Copy out the listing in full, exactly as written, but not its pictures.

-- Start of Material to process --

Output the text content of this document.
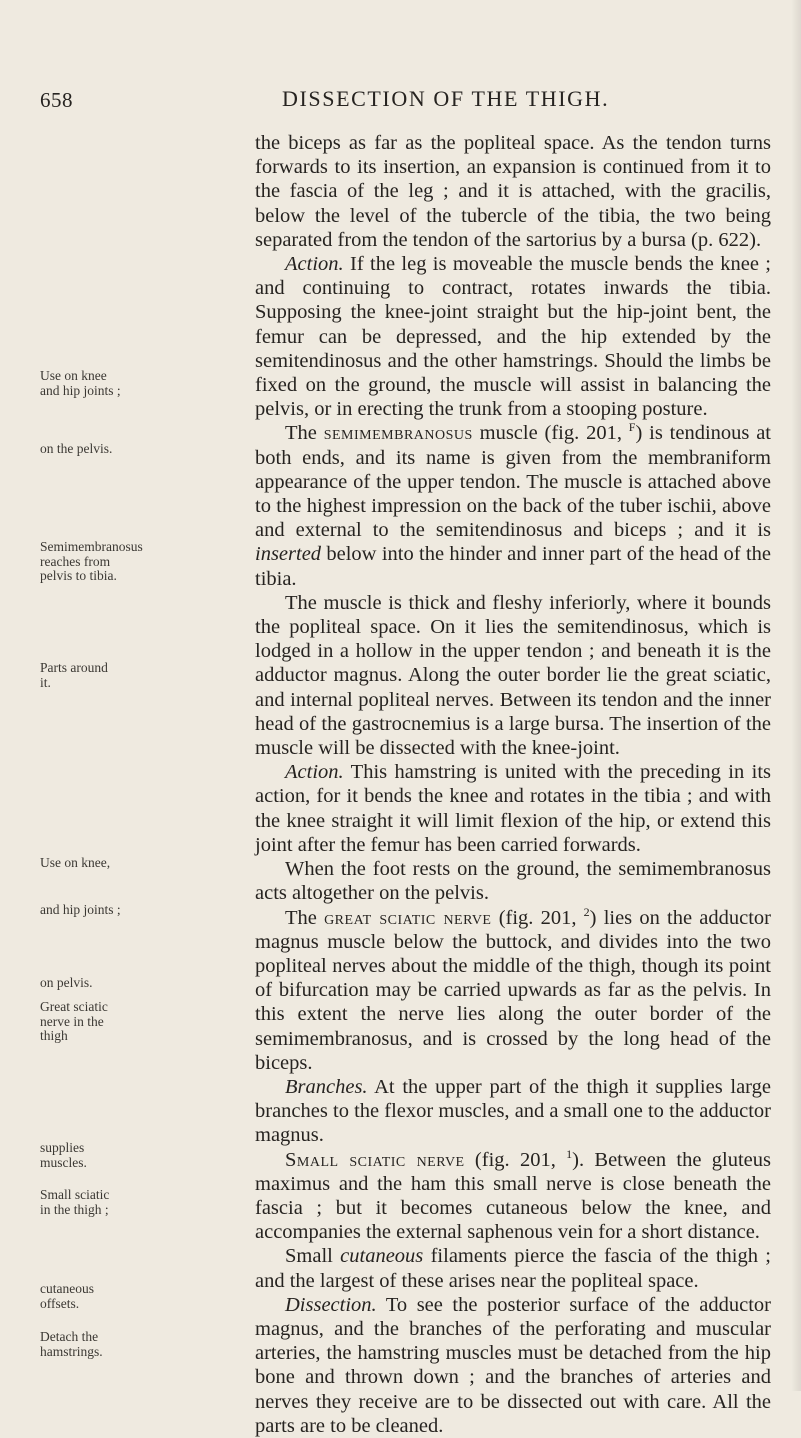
658	DISSECTION OF THE THIGH.
Use on knee and hip joints ;
on the pelvis.
Semimembranosus reaches from pelvis to tibia.
Parts around it.
Use on knee,
and hip joints ;
on pelvis.
Great sciatic nerve in the thigh
supplies muscles.
Small sciatic in the thigh ;
cutaneous offsets.
Detach the hamstrings.

the biceps as far as the popliteal space. As the tendon turns forwards to its insertion, an expansion is continued from it to the fascia of the leg ; and it is attached, with the gracilis, below the level of the tubercle of the tibia, the two being separated from the tendon of the sartorius by a bursa (p. 622).

Action. If the leg is moveable the muscle bends the knee ; and continuing to contract, rotates inwards the tibia. Supposing the knee-joint straight but the hip-joint bent, the femur can be depressed, and the hip extended by the semitendinosus and the other hamstrings. Should the limbs be fixed on the ground, the muscle will assist in balancing the pelvis, or in erecting the trunk from a stooping posture.

The semimembranosus muscle (fig. 201, $^F$) is tendinous at both ends, and its name is given from the membraniform appearance of the upper tendon. The muscle is attached above to the highest impression on the back of the tuber ischii, above and external to the semitendinosus and biceps ; and it is inserted below into the hinder and inner part of the head of the tibia.

The muscle is thick and fleshy inferiorly, where it bounds the popliteal space. On it lies the semitendinosus, which is lodged in a hollow in the upper tendon ; and beneath it is the adductor magnus. Along the outer border lie the great sciatic, and internal popliteal nerves. Between its tendon and the inner head of the gastrocnemius is a large bursa. The insertion of the muscle will be dissected with the knee-joint.

Action. This hamstring is united with the preceding in its action, for it bends the knee and rotates in the tibia ; and with the knee straight it will limit flexion of the hip, or extend this joint after the femur has been carried forwards.

When the foot rests on the ground, the semimembranosus acts altogether on the pelvis.

The great sciatic nerve (fig. 201, $^2$) lies on the adductor magnus muscle below the buttock, and divides into the two popliteal nerves about the middle of the thigh, though its point of bifurcation may be carried upwards as far as the pelvis. In this extent the nerve lies along the outer border of the semimembranosus, and is crossed by the long head of the biceps.

Branches. At the upper part of the thigh it supplies large branches to the flexor muscles, and a small one to the adductor magnus.

Small sciatic nerve (fig. 201, $^1$). Between the gluteus maximus and the ham this small nerve is close beneath the fascia ; but it becomes cutaneous below the knee, and accompanies the external saphenous vein for a short distance.

Small cutaneous filaments pierce the fascia of the thigh ; and the largest of these arises near the popliteal space.

Dissection. To see the posterior surface of the adductor magnus, and the branches of the perforating and muscular arteries, the hamstring muscles must be detached from the hip bone and thrown down ; and the branches of arteries and nerves they receive are to be dissected out with care. All the parts are to be cleaned.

-- End of Material to process --

Completed task:
Output the text content of this document.
658	DISSECTION OF THE THIGH.
Use on knee and hip joints ;
on the pelvis.
Semimembranosus reaches from pelvis to tibia.
Parts around it.
Use on knee,
and hip joints ;
on pelvis.
Great sciatic nerve in the thigh
supplies muscles.
Small sciatic in the thigh ;
cutaneous offsets.
Detach the hamstrings.

the biceps as far as the popliteal space. As the tendon turns forwards to its insertion, an expansion is continued from it to the fascia of the leg ; and it is attached, with the gracilis, below the level of the tubercle of the tibia, the two being separated from the tendon of the sartorius by a bursa (p. 622).

Action. If the leg is moveable the muscle bends the knee ; and continuing to contract, rotates inwards the tibia. Supposing the knee-joint straight but the hip-joint bent, the femur can be depressed, and the hip extended by the semitendinosus and the other hamstrings. Should the limbs be fixed on the ground, the muscle will assist in balancing the pelvis, or in erecting the trunk from a stooping posture.

The semimembranosus muscle (fig. 201, $^F$) is tendinous at both ends, and its name is given from the membraniform appearance of the upper tendon. The muscle is attached above to the highest impression on the back of the tuber ischii, above and external to the semitendinosus and biceps ; and it is inserted below into the hinder and inner part of the head of the tibia.

The muscle is thick and fleshy inferiorly, where it bounds the popliteal space. On it lies the semitendinosus, which is lodged in a hollow in the upper tendon ; and beneath it is the adductor magnus. Along the outer border lie the great sciatic, and internal popliteal nerves. Between its tendon and the inner head of the gastrocnemius is a large bursa. The insertion of the muscle will be dissected with the knee-joint.

Action. This hamstring is united with the preceding in its action, for it bends the knee and rotates in the tibia ; and with the knee straight it will limit flexion of the hip, or extend this joint after the femur has been carried forwards.

When the foot rests on the ground, the semimembranosus acts altogether on the pelvis.

The great sciatic nerve (fig. 201, $^2$) lies on the adductor magnus muscle below the buttock, and divides into the two popliteal nerves about the middle of the thigh, though its point of bifurcation may be carried upwards as far as the pelvis. In this extent the nerve lies along the outer border of the semimembranosus, and is crossed by the long head of the biceps.

Branches. At the upper part of the thigh it supplies large branches to the flexor muscles, and a small one to the adductor magnus.

Small sciatic nerve (fig. 201, $^1$). Between the gluteus maximus and the ham this small nerve is close beneath the fascia ; but it becomes cutaneous below the knee, and accompanies the external saphenous vein for a short distance.

Small cutaneous filaments pierce the fascia of the thigh ; and the largest of these arises near the popliteal space.

Dissection. To see the posterior surface of the adductor magnus, and the branches of the perforating and muscular arteries, the hamstring muscles must be detached from the hip bone and thrown down ; and the branches of arteries and nerves they receive are to be dissected out with care. All the parts are to be cleaned.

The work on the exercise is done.